- [Brief]: Return the lines below word for word, starting at the line that contains "- filament-color-badge[interactable]: 1: [10, 138, 25, 154]" and ending at the line that contains "- gcode-line[interactable]: 1386978", with both of those lines included.

(Rows from a layout dataset)
++++++++++++++++++++

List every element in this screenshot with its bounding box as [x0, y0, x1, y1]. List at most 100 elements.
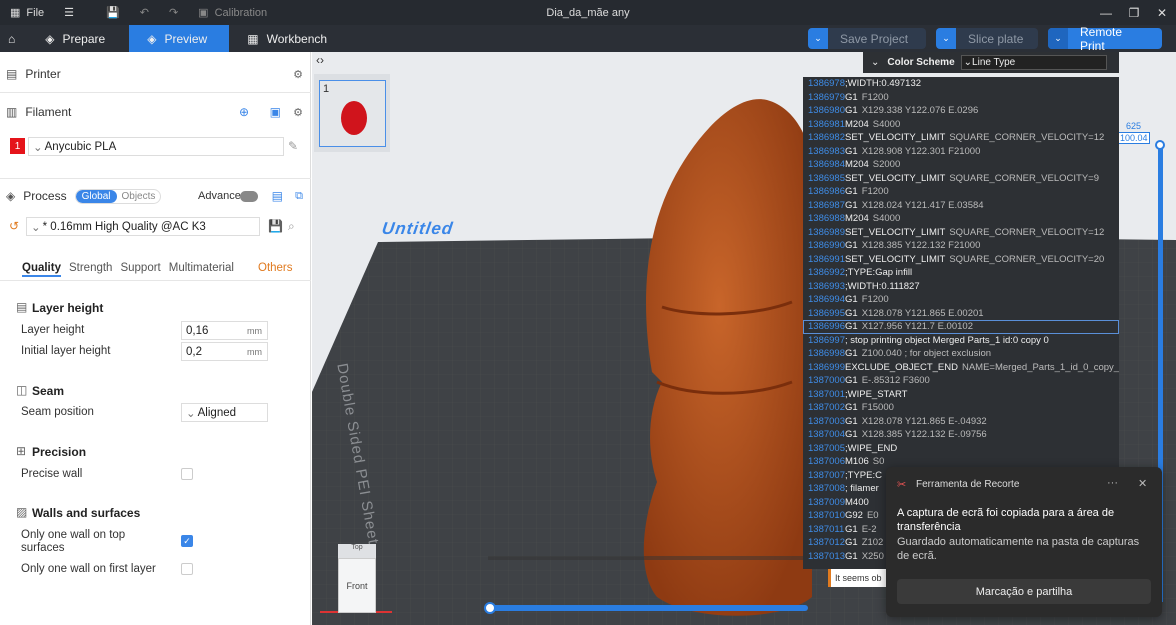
- filament-color-badge[interactable]: 1: [10, 138, 25, 154]
- gcode-line[interactable]: 1386984 M204 S2000: [803, 158, 1119, 172]
- horizontal-slider[interactable]: [488, 605, 808, 611]
- settings-sliders-icon[interactable]: ⚙: [293, 68, 303, 81]
- layers-icon: ◈: [147, 31, 157, 46]
- filament-select[interactable]: ⌄ Anycubic PLA: [28, 137, 284, 156]
- gcode-line[interactable]: 1386978 ;WIDTH:0.497132: [803, 77, 1119, 91]
- gcode-line[interactable]: 1386999 EXCLUDE_OBJECT_END NAME=Merged_Par…: [803, 361, 1119, 375]
- slice-plate-button[interactable]: ⌄ Slice plate: [936, 28, 1038, 49]
- view-cube[interactable]: Top Front: [338, 544, 376, 618]
- tab-multimaterial[interactable]: Multimaterial: [169, 262, 234, 277]
- gcode-line[interactable]: 1387002 G1 F15000: [803, 401, 1119, 415]
- close-icon[interactable]: ✕: [1138, 477, 1147, 490]
- tab-preview[interactable]: ◈ Preview: [129, 25, 230, 52]
- edit-icon[interactable]: ✎: [288, 139, 298, 153]
- save-profile-icon[interactable]: 💾: [268, 219, 283, 233]
- objects-toggle[interactable]: Objects: [117, 190, 161, 203]
- gcode-line[interactable]: 1386988 M204 S4000: [803, 212, 1119, 226]
- plate-thumbnail[interactable]: 1: [319, 80, 386, 147]
- collapse-sidebar-icon[interactable]: ‹›: [316, 53, 324, 67]
- undo-button[interactable]: ↶: [130, 6, 159, 19]
- gcode-line[interactable]: 1386992 ;TYPE:Gap infill: [803, 266, 1119, 280]
- home-button[interactable]: ⌂: [0, 25, 23, 52]
- reset-icon[interactable]: ↺: [9, 219, 19, 233]
- gcode-line[interactable]: 1386995 G1 X128.078 Y121.865 E.00201: [803, 307, 1119, 321]
- settings-sliders-icon[interactable]: ⚙: [293, 106, 303, 119]
- remote-print-button[interactable]: ⌄ Remote Print: [1048, 25, 1162, 53]
- gcode-line[interactable]: 1386987 G1 X128.024 Y121.417 E.03584: [803, 199, 1119, 213]
- advance-toggle[interactable]: [240, 190, 258, 202]
- tab-prepare[interactable]: ◈ Prepare: [23, 25, 129, 52]
- search-icon[interactable]: ⌕: [288, 219, 295, 234]
- tab-workbench[interactable]: ▦ Workbench: [229, 25, 345, 52]
- precise-wall-checkbox[interactable]: [181, 468, 193, 480]
- calibration-menu[interactable]: ▣ Calibration: [188, 6, 277, 20]
- save-project-button[interactable]: ⌄ Save Project: [808, 28, 926, 49]
- gcode-line[interactable]: 1386982 SET_VELOCITY_LIMIT SQUARE_CORNER_V…: [803, 131, 1119, 145]
- tab-support[interactable]: Support: [120, 262, 160, 277]
- more-options-icon[interactable]: ···: [1107, 477, 1118, 489]
- gcode-command: G1: [845, 523, 858, 535]
- initial-layer-height-input[interactable]: 0,2 mm: [181, 342, 268, 361]
- gcode-line[interactable]: 1386996 G1 X127.956 Y121.7 E.00102: [803, 320, 1119, 334]
- redo-button[interactable]: ↷: [159, 6, 188, 19]
- save-toolbar-button[interactable]: 💾: [96, 6, 130, 19]
- edit-filament-icon[interactable]: ▣: [270, 105, 281, 119]
- add-filament-icon[interactable]: ⊕: [239, 105, 249, 119]
- gcode-line[interactable]: 1386980 G1 X129.338 Y122.076 E.0296: [803, 104, 1119, 118]
- layer-height-input[interactable]: 0,16 mm: [181, 321, 268, 340]
- tab-strength[interactable]: Strength: [69, 262, 112, 277]
- process-profile-select[interactable]: ⌄ * 0.16mm High Quality @AC K3: [26, 217, 260, 236]
- gcode-args: X129.338 Y122.076 E.0296: [861, 105, 979, 117]
- gcode-line[interactable]: 1386989 SET_VELOCITY_LIMIT SQUARE_CORNER_V…: [803, 226, 1119, 240]
- gcode-line[interactable]: 1386979 G1 F1200: [803, 91, 1119, 105]
- copy-icon[interactable]: ⧉: [295, 190, 303, 203]
- gcode-line[interactable]: 1386994 G1 F1200: [803, 293, 1119, 307]
- chevron-down-icon[interactable]: ⌄: [936, 28, 956, 49]
- seam-position-select[interactable]: ⌄ Aligned: [181, 403, 268, 422]
- tab-others[interactable]: Others: [258, 262, 293, 274]
- gcode-line[interactable]: 1387001 ;WIPE_START: [803, 388, 1119, 402]
- markup-share-button[interactable]: Marcação e partilha: [897, 579, 1151, 604]
- gcode-command: SET_VELOCITY_LIMIT: [845, 226, 946, 238]
- minimize-icon[interactable]: —: [1092, 0, 1120, 25]
- gcode-line[interactable]: 1387004 G1 X128.385 Y122.132 E-.09756: [803, 428, 1119, 442]
- cube-icon: ◈: [45, 31, 55, 46]
- gcode-line[interactable]: 1386990 G1 X128.385 Y122.132 F21000: [803, 239, 1119, 253]
- gcode-line[interactable]: 1386981 M204 S4000: [803, 118, 1119, 132]
- gcode-line[interactable]: 1386986 G1 F1200: [803, 185, 1119, 199]
- gcode-line[interactable]: 1386993 ;WIDTH:0.111827: [803, 280, 1119, 294]
- gcode-line-number: 1386992: [808, 267, 845, 279]
- gcode-line-number: 1387009: [808, 496, 845, 508]
- color-scheme-select[interactable]: ⌄ Line Type: [960, 55, 1107, 70]
- chevron-down-icon[interactable]: ⌄: [1048, 28, 1068, 49]
- hamburger-menu[interactable]: ☰: [54, 6, 84, 19]
- chevron-down-icon[interactable]: ⌄: [808, 28, 828, 49]
- gcode-line[interactable]: 1386983 G1 X128.908 Y122.301 F21000: [803, 145, 1119, 159]
- snipping-tool-notification[interactable]: ✂ Ferramenta de Recorte ··· ✕ A captura …: [886, 467, 1162, 617]
- gcode-line-number: 1387010: [808, 510, 845, 522]
- tab-quality[interactable]: Quality: [22, 262, 61, 277]
- toast-app-name: Ferramenta de Recorte: [916, 479, 1020, 490]
- model-mesh[interactable]: [643, 99, 812, 616]
- printer-section[interactable]: ▤ Printer ⚙: [0, 64, 311, 84]
- divider: [0, 92, 311, 93]
- global-objects-toggle[interactable]: Global Objects: [74, 188, 162, 204]
- file-menu[interactable]: ▦ File: [0, 6, 54, 20]
- one-wall-top-checkbox[interactable]: ✓: [181, 535, 193, 547]
- gcode-line[interactable]: 1387000 G1 E-.85312 F3600: [803, 374, 1119, 388]
- close-icon[interactable]: ✕: [1148, 0, 1176, 25]
- gcode-line[interactable]: 1386998 G1 Z100.040 ; for object exclusion: [803, 347, 1119, 361]
- gcode-line[interactable]: 1386997; stop printing object Merged Par…: [803, 334, 1119, 348]
- gcode-line[interactable]: 1387003 G1 X128.078 Y121.865 E-.04932: [803, 415, 1119, 429]
- gcode-line[interactable]: 1387005 ;WIPE_END: [803, 442, 1119, 456]
- gcode-line[interactable]: 1386991 SET_VELOCITY_LIMIT SQUARE_CORNER_V…: [803, 253, 1119, 267]
- snipping-tool-icon: ✂: [897, 479, 907, 491]
- gcode-line[interactable]: 1386985 SET_VELOCITY_LIMIT SQUARE_CORNER_V…: [803, 172, 1119, 186]
- compare-icon[interactable]: ▤: [272, 189, 283, 203]
- one-wall-first-checkbox[interactable]: [181, 563, 193, 575]
- restore-icon[interactable]: ❐: [1120, 0, 1148, 25]
- chevron-down-icon[interactable]: ⌄: [863, 57, 887, 68]
- gcode-command: M400: [845, 496, 869, 508]
- global-toggle[interactable]: Global: [75, 189, 117, 203]
- layer-height-icon: ▤: [16, 300, 28, 314]
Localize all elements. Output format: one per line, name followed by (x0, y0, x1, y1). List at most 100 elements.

++++++++++++++++++++

- [Response below]:
- filament-color-badge[interactable]: 1: [10, 138, 25, 154]
- gcode-line[interactable]: 1386984 M204 S2000: [803, 158, 1119, 172]
- horizontal-slider[interactable]: [488, 605, 808, 611]
- settings-sliders-icon[interactable]: ⚙: [293, 68, 303, 81]
- layers-icon: ◈: [147, 31, 157, 46]
- filament-select[interactable]: ⌄ Anycubic PLA: [28, 137, 284, 156]
- gcode-line[interactable]: 1386978 ;WIDTH:0.497132: [803, 77, 1119, 91]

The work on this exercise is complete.